SHORT PROBLEM =>
Below are the records. List every line holding the word "dalam".

— start of DATASET CONTENT —

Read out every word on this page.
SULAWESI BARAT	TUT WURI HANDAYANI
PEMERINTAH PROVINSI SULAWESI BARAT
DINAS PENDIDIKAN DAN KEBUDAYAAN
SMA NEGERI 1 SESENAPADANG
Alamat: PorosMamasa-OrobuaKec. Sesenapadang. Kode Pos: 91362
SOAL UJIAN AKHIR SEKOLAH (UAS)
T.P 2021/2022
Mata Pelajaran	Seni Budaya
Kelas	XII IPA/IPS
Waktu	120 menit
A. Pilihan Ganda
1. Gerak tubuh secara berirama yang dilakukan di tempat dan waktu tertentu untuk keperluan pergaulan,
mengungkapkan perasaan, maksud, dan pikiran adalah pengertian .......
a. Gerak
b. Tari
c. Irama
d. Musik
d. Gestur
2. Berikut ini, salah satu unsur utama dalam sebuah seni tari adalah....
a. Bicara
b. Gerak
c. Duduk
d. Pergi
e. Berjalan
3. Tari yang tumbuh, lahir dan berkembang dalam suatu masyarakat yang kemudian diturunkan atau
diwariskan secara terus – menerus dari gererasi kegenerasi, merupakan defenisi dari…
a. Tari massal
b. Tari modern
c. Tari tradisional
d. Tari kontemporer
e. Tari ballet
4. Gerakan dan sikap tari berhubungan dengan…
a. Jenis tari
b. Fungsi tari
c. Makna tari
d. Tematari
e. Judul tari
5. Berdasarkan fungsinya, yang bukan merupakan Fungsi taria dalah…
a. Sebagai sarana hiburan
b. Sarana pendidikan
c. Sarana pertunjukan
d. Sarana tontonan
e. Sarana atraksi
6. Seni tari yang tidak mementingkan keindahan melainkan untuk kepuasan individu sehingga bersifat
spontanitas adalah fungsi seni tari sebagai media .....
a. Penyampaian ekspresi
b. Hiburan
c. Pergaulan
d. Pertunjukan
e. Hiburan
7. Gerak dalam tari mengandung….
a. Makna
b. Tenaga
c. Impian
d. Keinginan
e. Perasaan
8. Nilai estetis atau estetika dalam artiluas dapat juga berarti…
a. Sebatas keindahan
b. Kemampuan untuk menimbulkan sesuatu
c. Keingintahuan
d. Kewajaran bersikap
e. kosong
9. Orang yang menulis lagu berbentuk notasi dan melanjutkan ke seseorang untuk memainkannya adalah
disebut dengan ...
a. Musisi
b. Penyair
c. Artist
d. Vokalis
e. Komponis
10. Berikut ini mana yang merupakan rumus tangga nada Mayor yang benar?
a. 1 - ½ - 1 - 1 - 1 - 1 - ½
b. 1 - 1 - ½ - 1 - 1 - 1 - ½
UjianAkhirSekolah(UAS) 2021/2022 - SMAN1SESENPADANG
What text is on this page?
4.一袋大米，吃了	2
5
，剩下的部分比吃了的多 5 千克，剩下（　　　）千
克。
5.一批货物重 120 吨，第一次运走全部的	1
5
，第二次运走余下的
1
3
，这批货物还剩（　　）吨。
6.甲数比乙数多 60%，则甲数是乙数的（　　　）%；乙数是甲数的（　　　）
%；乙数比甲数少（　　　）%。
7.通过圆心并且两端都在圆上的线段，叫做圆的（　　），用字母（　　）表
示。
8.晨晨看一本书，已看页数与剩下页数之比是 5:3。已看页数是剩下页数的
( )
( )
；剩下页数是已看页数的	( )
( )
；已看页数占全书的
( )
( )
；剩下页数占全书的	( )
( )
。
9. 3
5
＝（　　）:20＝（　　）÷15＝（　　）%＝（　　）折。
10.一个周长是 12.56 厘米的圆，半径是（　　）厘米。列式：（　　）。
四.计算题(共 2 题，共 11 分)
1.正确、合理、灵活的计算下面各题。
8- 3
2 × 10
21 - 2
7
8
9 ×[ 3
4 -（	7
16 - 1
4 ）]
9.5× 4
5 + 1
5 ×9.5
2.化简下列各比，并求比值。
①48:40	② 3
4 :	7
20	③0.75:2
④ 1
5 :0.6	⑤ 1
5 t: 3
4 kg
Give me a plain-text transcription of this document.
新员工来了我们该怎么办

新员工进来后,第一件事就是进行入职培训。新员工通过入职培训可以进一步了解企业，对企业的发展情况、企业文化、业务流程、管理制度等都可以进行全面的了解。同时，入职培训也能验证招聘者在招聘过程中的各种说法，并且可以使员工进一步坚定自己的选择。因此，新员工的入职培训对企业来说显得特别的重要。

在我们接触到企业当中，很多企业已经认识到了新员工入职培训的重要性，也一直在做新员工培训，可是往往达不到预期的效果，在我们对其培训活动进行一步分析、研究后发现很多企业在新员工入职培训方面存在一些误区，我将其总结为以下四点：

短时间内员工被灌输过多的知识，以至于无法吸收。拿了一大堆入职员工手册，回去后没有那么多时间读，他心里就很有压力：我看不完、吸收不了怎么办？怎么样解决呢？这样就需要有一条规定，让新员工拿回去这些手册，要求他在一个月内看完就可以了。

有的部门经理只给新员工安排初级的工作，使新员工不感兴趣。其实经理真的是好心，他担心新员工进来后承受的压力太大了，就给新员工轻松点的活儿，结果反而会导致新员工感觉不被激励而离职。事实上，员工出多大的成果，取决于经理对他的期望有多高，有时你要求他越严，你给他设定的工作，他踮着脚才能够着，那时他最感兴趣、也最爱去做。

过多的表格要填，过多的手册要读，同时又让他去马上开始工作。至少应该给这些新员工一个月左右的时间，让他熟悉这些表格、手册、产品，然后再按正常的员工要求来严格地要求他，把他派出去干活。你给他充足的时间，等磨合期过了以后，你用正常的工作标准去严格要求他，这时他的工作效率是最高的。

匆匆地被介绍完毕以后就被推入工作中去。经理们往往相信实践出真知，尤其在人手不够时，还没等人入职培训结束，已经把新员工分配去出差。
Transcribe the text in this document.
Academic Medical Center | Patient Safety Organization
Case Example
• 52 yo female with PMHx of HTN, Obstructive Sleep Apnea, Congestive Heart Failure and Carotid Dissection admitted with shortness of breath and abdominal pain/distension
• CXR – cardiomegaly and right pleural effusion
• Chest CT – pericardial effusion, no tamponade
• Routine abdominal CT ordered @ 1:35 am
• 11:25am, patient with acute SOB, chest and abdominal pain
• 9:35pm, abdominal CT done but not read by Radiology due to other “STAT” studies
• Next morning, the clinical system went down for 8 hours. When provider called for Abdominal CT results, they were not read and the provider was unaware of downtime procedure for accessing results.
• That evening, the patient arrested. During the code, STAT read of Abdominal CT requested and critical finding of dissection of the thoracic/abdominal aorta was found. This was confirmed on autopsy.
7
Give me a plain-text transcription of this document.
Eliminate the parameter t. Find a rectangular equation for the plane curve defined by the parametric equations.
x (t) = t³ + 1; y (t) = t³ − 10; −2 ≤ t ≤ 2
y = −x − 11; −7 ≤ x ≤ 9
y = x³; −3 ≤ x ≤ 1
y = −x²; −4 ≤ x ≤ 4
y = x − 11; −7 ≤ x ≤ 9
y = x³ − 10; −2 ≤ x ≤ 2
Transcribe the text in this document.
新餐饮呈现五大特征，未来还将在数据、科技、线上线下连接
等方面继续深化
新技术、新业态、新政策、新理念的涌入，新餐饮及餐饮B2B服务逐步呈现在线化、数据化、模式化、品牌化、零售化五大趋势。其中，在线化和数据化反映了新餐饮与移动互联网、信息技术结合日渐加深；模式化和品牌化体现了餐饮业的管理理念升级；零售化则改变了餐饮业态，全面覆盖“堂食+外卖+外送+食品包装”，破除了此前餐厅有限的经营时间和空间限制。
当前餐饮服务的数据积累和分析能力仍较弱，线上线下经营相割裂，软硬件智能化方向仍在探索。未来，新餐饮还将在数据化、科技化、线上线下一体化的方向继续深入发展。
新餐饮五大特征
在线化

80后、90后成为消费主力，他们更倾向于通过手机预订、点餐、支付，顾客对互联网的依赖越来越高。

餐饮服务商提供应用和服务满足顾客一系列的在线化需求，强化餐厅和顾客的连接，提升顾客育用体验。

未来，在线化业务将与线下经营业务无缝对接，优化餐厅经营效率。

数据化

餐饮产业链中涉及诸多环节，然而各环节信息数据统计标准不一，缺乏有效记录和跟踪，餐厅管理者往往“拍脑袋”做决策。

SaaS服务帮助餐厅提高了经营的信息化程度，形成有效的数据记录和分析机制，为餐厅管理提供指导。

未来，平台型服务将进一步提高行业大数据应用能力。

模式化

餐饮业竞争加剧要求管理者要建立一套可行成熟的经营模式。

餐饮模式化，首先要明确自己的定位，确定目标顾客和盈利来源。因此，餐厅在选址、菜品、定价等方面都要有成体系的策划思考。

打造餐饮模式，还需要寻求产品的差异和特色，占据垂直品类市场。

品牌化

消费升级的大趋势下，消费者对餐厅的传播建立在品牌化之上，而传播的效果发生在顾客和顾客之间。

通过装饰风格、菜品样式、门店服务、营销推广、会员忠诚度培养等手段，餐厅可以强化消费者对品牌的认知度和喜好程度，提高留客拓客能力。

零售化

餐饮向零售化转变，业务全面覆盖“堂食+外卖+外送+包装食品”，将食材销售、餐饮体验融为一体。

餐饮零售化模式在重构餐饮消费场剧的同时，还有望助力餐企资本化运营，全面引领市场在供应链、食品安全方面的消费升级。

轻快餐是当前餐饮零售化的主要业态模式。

— end of DATASET CONTENT —

SOLUTION =>
2. Berikut ini, salah satu unsur utama dalam sebuah seni tari adalah....
3. Tari yang tumbuh, lahir dan berkembang dalam suatu masyarakat yang kemudian diturunkan atau
7. Gerak dalam tari mengandung….
8. Nilai estetis atau estetika dalam artiluas dapat juga berarti…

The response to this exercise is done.